──────── PROVIDED RECORDS

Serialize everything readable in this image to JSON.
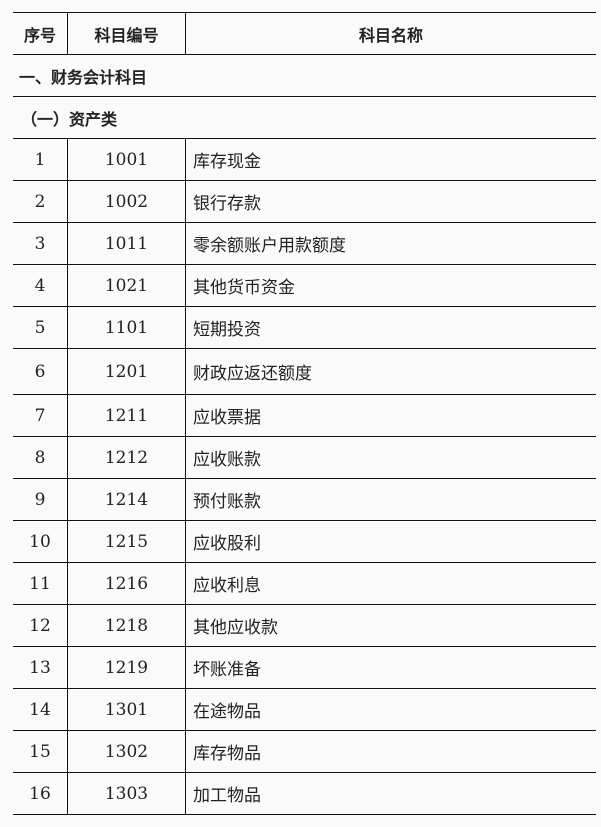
{
  "headers": [
    "序号",
    "科目编号",
    "科目名称"
  ],
  "section": "一、财务会计科目",
  "subsection": "（一）资产类",
  "rows": [
    {
      "no": "1",
      "code": "1001",
      "name": "库存现金"
    },
    {
      "no": "2",
      "code": "1002",
      "name": "银行存款"
    },
    {
      "no": "3",
      "code": "1011",
      "name": "零余额账户用款额度"
    },
    {
      "no": "4",
      "code": "1021",
      "name": "其他货币资金"
    },
    {
      "no": "5",
      "code": "1101",
      "name": "短期投资"
    },
    {
      "no": "6",
      "code": "1201",
      "name": "财政应返还额度"
    },
    {
      "no": "7",
      "code": "1211",
      "name": "应收票据"
    },
    {
      "no": "8",
      "code": "1212",
      "name": "应收账款"
    },
    {
      "no": "9",
      "code": "1214",
      "name": "预付账款"
    },
    {
      "no": "10",
      "code": "1215",
      "name": "应收股利"
    },
    {
      "no": "11",
      "code": "1216",
      "name": "应收利息"
    },
    {
      "no": "12",
      "code": "1218",
      "name": "其他应收款"
    },
    {
      "no": "13",
      "code": "1219",
      "name": "坏账准备"
    },
    {
      "no": "14",
      "code": "1301",
      "name": "在途物品"
    },
    {
      "no": "15",
      "code": "1302",
      "name": "库存物品"
    },
    {
      "no": "16",
      "code": "1303",
      "name": "加工物品"
    }
  ]
}
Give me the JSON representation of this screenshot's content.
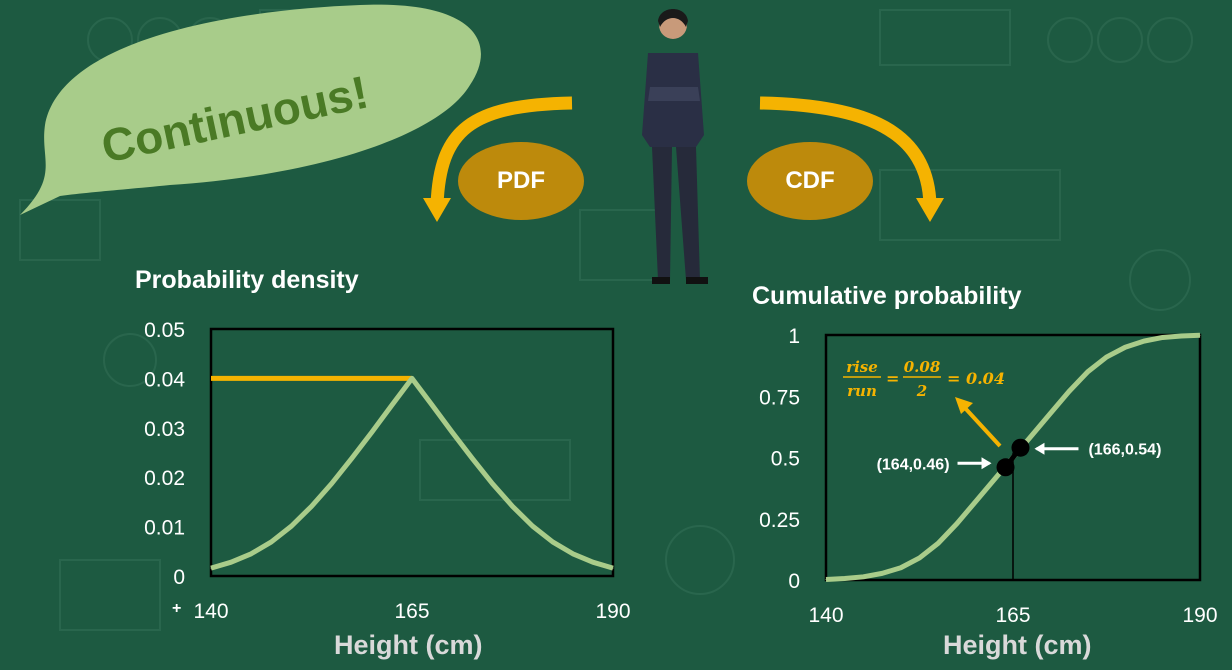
{
  "speech_bubble": {
    "text": "Continuous!"
  },
  "badges": {
    "left": "PDF",
    "right": "CDF"
  },
  "colors": {
    "background": "#1d5a41",
    "accent": "#f5b301",
    "curve": "#a9cc8a",
    "badge": "#bd8a0c",
    "bubble": "#a8cc8a"
  },
  "icons": [
    "person-figure",
    "curved-arrow-left",
    "curved-arrow-right",
    "plus-cursor"
  ],
  "chart_data": [
    {
      "type": "line",
      "title": "Probability density",
      "xlabel": "Height (cm)",
      "ylabel": "",
      "xlim": [
        140,
        190
      ],
      "ylim": [
        0,
        0.05
      ],
      "x_ticks": [
        "140",
        "165",
        "190"
      ],
      "y_ticks": [
        "0",
        "0.01",
        "0.02",
        "0.03",
        "0.04",
        "0.05"
      ],
      "x_tick_values": [
        140,
        165,
        190
      ],
      "y_tick_values": [
        0,
        0.01,
        0.02,
        0.03,
        0.04,
        0.05
      ],
      "series": [
        {
          "x": [
            140,
            142.5,
            145,
            147.5,
            150,
            152.5,
            155,
            157.5,
            160,
            162.5,
            165,
            167.5,
            170,
            172.5,
            175,
            177.5,
            180,
            182.5,
            185,
            187.5,
            190
          ],
          "y": [
            0.0016,
            0.0028,
            0.0045,
            0.0069,
            0.0101,
            0.0141,
            0.0187,
            0.0238,
            0.0291,
            0.0346,
            0.04,
            0.0346,
            0.0291,
            0.0238,
            0.0187,
            0.0141,
            0.0101,
            0.0069,
            0.0045,
            0.0028,
            0.0016
          ]
        }
      ],
      "annotations": {
        "max_line": {
          "y": 0.04,
          "x_from": 140,
          "x_to": 165
        }
      },
      "grid": false
    },
    {
      "type": "line",
      "title": "Cumulative probability",
      "xlabel": "Height (cm)",
      "ylabel": "",
      "xlim": [
        140,
        190
      ],
      "ylim": [
        0,
        1
      ],
      "x_ticks": [
        "140",
        "165",
        "190"
      ],
      "y_ticks": [
        "0",
        "0.25",
        "0.5",
        "0.75",
        "1"
      ],
      "x_tick_values": [
        140,
        165,
        190
      ],
      "y_tick_values": [
        0,
        0.25,
        0.5,
        0.75,
        1
      ],
      "series": [
        {
          "x": [
            140,
            142.5,
            145,
            147.5,
            150,
            152.5,
            155,
            157.5,
            160,
            162.5,
            165,
            167.5,
            170,
            172.5,
            175,
            177.5,
            180,
            182.5,
            185,
            187.5,
            190
          ],
          "y": [
            0.002,
            0.006,
            0.013,
            0.027,
            0.05,
            0.09,
            0.15,
            0.23,
            0.32,
            0.41,
            0.5,
            0.59,
            0.68,
            0.77,
            0.85,
            0.91,
            0.95,
            0.975,
            0.99,
            0.996,
            0.999
          ]
        }
      ],
      "points": [
        {
          "x": 164,
          "y": 0.46,
          "label": "(164,0.46)"
        },
        {
          "x": 166,
          "y": 0.54,
          "label": "(166,0.54)"
        }
      ],
      "vline_x": 165,
      "formula": {
        "rise": "rise",
        "run": "run",
        "num": "0.08",
        "den": "2",
        "eq": "=",
        "result": "= 0.04"
      },
      "grid": false
    }
  ]
}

────────────────

» DIRECTIONS FOR THIS TASK
Pull out all lines from the entries above that include the word "title".

» EXERCISE SOLUTION
      "title": "Probability density",
      "title": "Cumulative probability",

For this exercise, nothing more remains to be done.